__Goal of the exercise__: Could you reproduce the listing below with every "row-amount" renamed to "row-value" and nothing else altered, leaving the pictures out?

-- start of Raw data --

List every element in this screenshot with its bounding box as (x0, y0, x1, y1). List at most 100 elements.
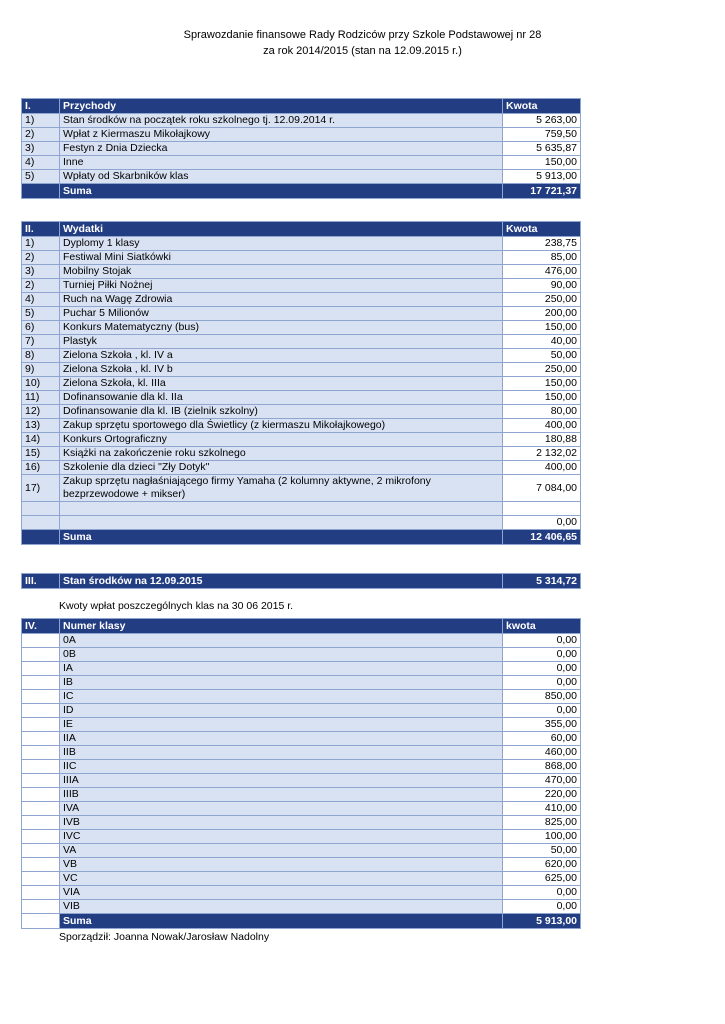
row-number: 14) (21, 432, 60, 447)
row-label: Ruch na Wagę Zdrowia (59, 292, 503, 307)
row-amount: 60,00 (502, 731, 581, 746)
row-amount: 825,00 (502, 815, 581, 830)
expenses-section-id: II. (21, 221, 60, 237)
row-amount: 50,00 (502, 843, 581, 858)
row-amount: 400,00 (502, 418, 581, 433)
row-label: Turniej Piłki Nożnej (59, 278, 503, 293)
row-amount: 0,00 (502, 885, 581, 900)
row-label: Zielona Szkoła , kl. IV a (59, 348, 503, 363)
row-label: Inne (59, 155, 503, 170)
row-label: Wpłat z Kiermaszu Mikołajkowy (59, 127, 503, 142)
expenses-table: II. Wydatki Kwota 1) Dyplomy 1 klasy 238… (21, 221, 581, 545)
suma-label: Suma (59, 529, 503, 545)
row-amount: 470,00 (502, 773, 581, 788)
row-label: IIIB (59, 787, 503, 802)
table-row: IIB 460,00 (21, 745, 581, 760)
row-amount: 150,00 (502, 320, 581, 335)
row-number: 11) (21, 390, 60, 405)
table-row: IA 0,00 (21, 661, 581, 676)
row-number (21, 647, 60, 662)
row-number (21, 675, 60, 690)
row-label: VIA (59, 885, 503, 900)
row-amount: 200,00 (502, 306, 581, 321)
table-row: 5) Wpłaty od Skarbników klas 5 913,00 (21, 169, 581, 184)
row-number: 15) (21, 446, 60, 461)
row-number (21, 857, 60, 872)
expenses-header-row: II. Wydatki Kwota (21, 221, 581, 237)
row-amount: 460,00 (502, 745, 581, 760)
row-label: ID (59, 703, 503, 718)
balance-label: Stan środków na 12.09.2015 (59, 573, 503, 589)
row-number: 5) (21, 306, 60, 321)
table-row: 0,00 (21, 515, 581, 530)
row-amount: 180,88 (502, 432, 581, 447)
row-amount: 850,00 (502, 689, 581, 704)
row-number: 12) (21, 404, 60, 419)
row-number (21, 885, 60, 900)
row-label: Dyplomy 1 klasy (59, 236, 503, 251)
classes-column-header: Numer klasy (59, 618, 503, 634)
table-row: 4) Ruch na Wagę Zdrowia 250,00 (21, 292, 581, 307)
row-number (21, 815, 60, 830)
row-amount: 40,00 (502, 334, 581, 349)
row-label: IB (59, 675, 503, 690)
income-amount-header: Kwota (502, 98, 581, 114)
document-title-line2: za rok 2014/2015 (stan na 12.09.2015 r.) (263, 45, 462, 57)
table-row: IVB 825,00 (21, 815, 581, 830)
row-number: 10) (21, 376, 60, 391)
income-section-id: I. (21, 98, 60, 114)
suma-spacer (21, 529, 60, 545)
prepared-by-line: Sporządził: Joanna Nowak/Jarosław Nadoln… (59, 931, 270, 943)
row-amount (502, 501, 581, 516)
row-label: IC (59, 689, 503, 704)
row-amount: 0,00 (502, 515, 581, 530)
balance-value: 5 314,72 (502, 573, 581, 589)
row-label: Festiwal Mini Siatkówki (59, 250, 503, 265)
row-number (21, 829, 60, 844)
document-title: Sprawozdanie finansowe Rady Rodziców prz… (0, 27, 725, 59)
row-number: 1) (21, 236, 60, 251)
row-number (21, 787, 60, 802)
row-amount: 0,00 (502, 703, 581, 718)
row-amount: 0,00 (502, 661, 581, 676)
row-amount: 620,00 (502, 857, 581, 872)
table-row: 7) Plastyk 40,00 (21, 334, 581, 349)
row-number: 4) (21, 292, 60, 307)
table-row: VIA 0,00 (21, 885, 581, 900)
row-label: Konkurs Ortograficzny (59, 432, 503, 447)
row-number: 5) (21, 169, 60, 184)
row-label: Zakup sprzętu nagłaśniającego firmy Yama… (59, 474, 503, 502)
row-label: Plastyk (59, 334, 503, 349)
row-number (21, 703, 60, 718)
row-number: 1) (21, 113, 60, 128)
table-row: 17) Zakup sprzętu nagłaśniającego firmy … (21, 474, 581, 502)
suma-label: Suma (59, 913, 503, 929)
income-column-header: Przychody (59, 98, 503, 114)
table-row: VB 620,00 (21, 857, 581, 872)
row-number (21, 899, 60, 914)
row-amount: 476,00 (502, 264, 581, 279)
suma-spacer (21, 913, 60, 929)
row-label: IIA (59, 731, 503, 746)
row-label: Festyn z Dnia Dziecka (59, 141, 503, 156)
row-label: 0B (59, 647, 503, 662)
row-label (59, 501, 503, 516)
income-header-row: I. Przychody Kwota (21, 98, 581, 114)
row-amount: 0,00 (502, 633, 581, 648)
row-number: 16) (21, 460, 60, 475)
table-row: 8) Zielona Szkoła , kl. IV a 50,00 (21, 348, 581, 363)
table-row (21, 501, 581, 516)
suma-value: 12 406,65 (502, 529, 581, 545)
table-row: IVC 100,00 (21, 829, 581, 844)
row-label: Konkurs Matematyczny (bus) (59, 320, 503, 335)
row-number (21, 871, 60, 886)
table-row: 0A 0,00 (21, 633, 581, 648)
table-row: IIA 60,00 (21, 731, 581, 746)
row-label: Szkolenie dla dzieci "Zły Dotyk" (59, 460, 503, 475)
row-number: 7) (21, 334, 60, 349)
row-amount: 150,00 (502, 376, 581, 391)
classes-suma-row: Suma 5 913,00 (21, 913, 581, 929)
row-number (21, 717, 60, 732)
suma-spacer (21, 183, 60, 199)
classes-table: IV. Numer klasy kwota 0A 0,00 0B 0,00 (21, 618, 581, 929)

-- end of Raw data --

__Answer to the exercise__:
List every element in this screenshot with its bounding box as (x0, y0, x1, y1). List at most 100 elements.
row-number: 14) (21, 432, 60, 447)
row-label: Ruch na Wagę Zdrowia (59, 292, 503, 307)
row-value: 60,00 (502, 731, 581, 746)
row-value: 825,00 (502, 815, 581, 830)
expenses-section-id: II. (21, 221, 60, 237)
row-value: 50,00 (502, 843, 581, 858)
row-value: 400,00 (502, 418, 581, 433)
row-label: Turniej Piłki Nożnej (59, 278, 503, 293)
row-value: 0,00 (502, 885, 581, 900)
row-label: Zielona Szkoła , kl. IV a (59, 348, 503, 363)
row-label: Inne (59, 155, 503, 170)
row-label: Wpłat z Kiermaszu Mikołajkowy (59, 127, 503, 142)
expenses-table: II. Wydatki Kwota 1) Dyplomy 1 klasy 238… (21, 221, 581, 545)
suma-label: Suma (59, 529, 503, 545)
row-value: 470,00 (502, 773, 581, 788)
row-label: IIIB (59, 787, 503, 802)
table-row: IIB 460,00 (21, 745, 581, 760)
row-value: 150,00 (502, 320, 581, 335)
row-number: 11) (21, 390, 60, 405)
table-row: IA 0,00 (21, 661, 581, 676)
row-number (21, 647, 60, 662)
row-number (21, 675, 60, 690)
row-label: VIA (59, 885, 503, 900)
row-value: 200,00 (502, 306, 581, 321)
table-row: 5) Wpłaty od Skarbników klas 5 913,00 (21, 169, 581, 184)
row-number: 15) (21, 446, 60, 461)
row-number (21, 857, 60, 872)
expenses-header-row: II. Wydatki Kwota (21, 221, 581, 237)
row-value: 460,00 (502, 745, 581, 760)
row-label: ID (59, 703, 503, 718)
balance-label: Stan środków na 12.09.2015 (59, 573, 503, 589)
row-number: 5) (21, 306, 60, 321)
table-row: 0,00 (21, 515, 581, 530)
row-value: 180,88 (502, 432, 581, 447)
row-value: 850,00 (502, 689, 581, 704)
row-number: 12) (21, 404, 60, 419)
row-number (21, 885, 60, 900)
row-label: Dyplomy 1 klasy (59, 236, 503, 251)
classes-column-header: Numer klasy (59, 618, 503, 634)
table-row: 4) Ruch na Wagę Zdrowia 250,00 (21, 292, 581, 307)
row-number (21, 815, 60, 830)
row-value: 40,00 (502, 334, 581, 349)
row-label: IB (59, 675, 503, 690)
income-amount-header: Kwota (502, 98, 581, 114)
document-title-line2: za rok 2014/2015 (stan na 12.09.2015 r.) (263, 45, 462, 57)
table-row: IVB 825,00 (21, 815, 581, 830)
row-number: 10) (21, 376, 60, 391)
income-section-id: I. (21, 98, 60, 114)
suma-spacer (21, 529, 60, 545)
prepared-by-line: Sporządził: Joanna Nowak/Jarosław Nadoln… (59, 931, 270, 943)
row-value (502, 501, 581, 516)
row-label: IC (59, 689, 503, 704)
row-value: 0,00 (502, 515, 581, 530)
balance-value: 5 314,72 (502, 573, 581, 589)
row-label: Festiwal Mini Siatkówki (59, 250, 503, 265)
row-number (21, 829, 60, 844)
document-title: Sprawozdanie finansowe Rady Rodziców prz… (0, 27, 725, 59)
row-number: 1) (21, 236, 60, 251)
row-number (21, 787, 60, 802)
row-value: 0,00 (502, 703, 581, 718)
row-value: 0,00 (502, 661, 581, 676)
row-value: 620,00 (502, 857, 581, 872)
table-row: 7) Plastyk 40,00 (21, 334, 581, 349)
row-number: 4) (21, 292, 60, 307)
table-row: VIA 0,00 (21, 885, 581, 900)
row-label: Konkurs Ortograficzny (59, 432, 503, 447)
row-number: 5) (21, 169, 60, 184)
row-label: Zakup sprzętu nagłaśniającego firmy Yama… (59, 474, 503, 502)
row-label: Plastyk (59, 334, 503, 349)
row-number (21, 703, 60, 718)
row-number: 1) (21, 113, 60, 128)
table-row: 17) Zakup sprzętu nagłaśniającego firmy … (21, 474, 581, 502)
suma-label: Suma (59, 913, 503, 929)
income-column-header: Przychody (59, 98, 503, 114)
table-row: VB 620,00 (21, 857, 581, 872)
row-number (21, 899, 60, 914)
row-value: 476,00 (502, 264, 581, 279)
suma-spacer (21, 913, 60, 929)
row-label: IIA (59, 731, 503, 746)
row-label: Festyn z Dnia Dziecka (59, 141, 503, 156)
row-label: 0B (59, 647, 503, 662)
row-label (59, 501, 503, 516)
income-header-row: I. Przychody Kwota (21, 98, 581, 114)
row-value: 0,00 (502, 633, 581, 648)
row-number: 16) (21, 460, 60, 475)
table-row: 8) Zielona Szkoła , kl. IV a 50,00 (21, 348, 581, 363)
table-row (21, 501, 581, 516)
suma-value: 12 406,65 (502, 529, 581, 545)
table-row: IVC 100,00 (21, 829, 581, 844)
row-label: Konkurs Matematyczny (bus) (59, 320, 503, 335)
row-number (21, 871, 60, 886)
table-row: 0A 0,00 (21, 633, 581, 648)
table-row: IIA 60,00 (21, 731, 581, 746)
row-label: Szkolenie dla dzieci "Zły Dotyk" (59, 460, 503, 475)
row-number: 7) (21, 334, 60, 349)
row-value: 150,00 (502, 376, 581, 391)
classes-suma-row: Suma 5 913,00 (21, 913, 581, 929)
row-number (21, 717, 60, 732)
suma-spacer (21, 183, 60, 199)
classes-table: IV. Numer klasy kwota 0A 0,00 0B 0,00 (21, 618, 581, 929)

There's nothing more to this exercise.